YOUR TASK: In the data below, locate each line with the word "eggs" and list it.

--- Start of SOURCE MATERIAL ---

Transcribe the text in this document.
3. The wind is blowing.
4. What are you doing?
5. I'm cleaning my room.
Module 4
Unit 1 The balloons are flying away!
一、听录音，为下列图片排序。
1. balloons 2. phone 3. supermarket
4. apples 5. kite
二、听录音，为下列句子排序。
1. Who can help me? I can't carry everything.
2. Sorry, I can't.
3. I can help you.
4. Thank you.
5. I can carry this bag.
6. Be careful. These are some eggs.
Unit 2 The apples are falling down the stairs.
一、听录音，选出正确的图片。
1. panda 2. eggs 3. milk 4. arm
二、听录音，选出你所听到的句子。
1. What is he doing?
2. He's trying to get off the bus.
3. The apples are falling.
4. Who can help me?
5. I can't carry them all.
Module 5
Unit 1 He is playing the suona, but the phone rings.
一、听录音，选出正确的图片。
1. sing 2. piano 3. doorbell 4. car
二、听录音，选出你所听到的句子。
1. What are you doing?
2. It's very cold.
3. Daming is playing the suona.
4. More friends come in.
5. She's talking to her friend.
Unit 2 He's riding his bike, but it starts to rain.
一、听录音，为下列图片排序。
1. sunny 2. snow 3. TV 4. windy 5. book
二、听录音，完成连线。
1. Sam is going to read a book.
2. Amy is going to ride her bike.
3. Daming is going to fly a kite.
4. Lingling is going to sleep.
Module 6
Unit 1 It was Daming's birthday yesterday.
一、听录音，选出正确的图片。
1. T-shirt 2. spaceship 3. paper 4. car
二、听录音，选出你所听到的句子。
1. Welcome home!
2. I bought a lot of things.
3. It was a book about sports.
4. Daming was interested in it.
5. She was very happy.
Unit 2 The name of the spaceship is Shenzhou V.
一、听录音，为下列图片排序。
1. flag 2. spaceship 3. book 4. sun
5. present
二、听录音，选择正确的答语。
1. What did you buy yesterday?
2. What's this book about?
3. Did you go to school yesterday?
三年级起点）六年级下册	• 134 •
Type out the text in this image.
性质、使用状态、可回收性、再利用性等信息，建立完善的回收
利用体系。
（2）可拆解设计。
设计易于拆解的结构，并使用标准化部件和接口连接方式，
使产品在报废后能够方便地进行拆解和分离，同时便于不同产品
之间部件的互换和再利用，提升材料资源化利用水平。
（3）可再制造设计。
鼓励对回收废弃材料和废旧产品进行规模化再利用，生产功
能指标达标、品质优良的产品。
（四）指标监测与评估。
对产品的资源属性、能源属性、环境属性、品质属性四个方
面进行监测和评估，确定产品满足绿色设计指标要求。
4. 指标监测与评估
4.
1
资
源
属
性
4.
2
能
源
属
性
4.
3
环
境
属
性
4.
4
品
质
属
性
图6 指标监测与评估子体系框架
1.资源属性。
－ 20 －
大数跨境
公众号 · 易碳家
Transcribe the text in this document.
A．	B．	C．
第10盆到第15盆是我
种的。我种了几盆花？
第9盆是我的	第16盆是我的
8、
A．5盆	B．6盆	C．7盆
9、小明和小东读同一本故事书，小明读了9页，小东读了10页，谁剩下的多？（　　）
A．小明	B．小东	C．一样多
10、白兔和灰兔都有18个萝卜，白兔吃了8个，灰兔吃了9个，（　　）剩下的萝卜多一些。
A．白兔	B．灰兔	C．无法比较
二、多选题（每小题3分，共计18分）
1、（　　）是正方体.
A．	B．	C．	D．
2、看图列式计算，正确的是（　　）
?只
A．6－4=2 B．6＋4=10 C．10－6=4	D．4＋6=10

--- End of SOURCE MATERIAL ---

OUTPUT:
6. Be careful. These are some eggs.
1. panda 2. eggs 3. milk 4. arm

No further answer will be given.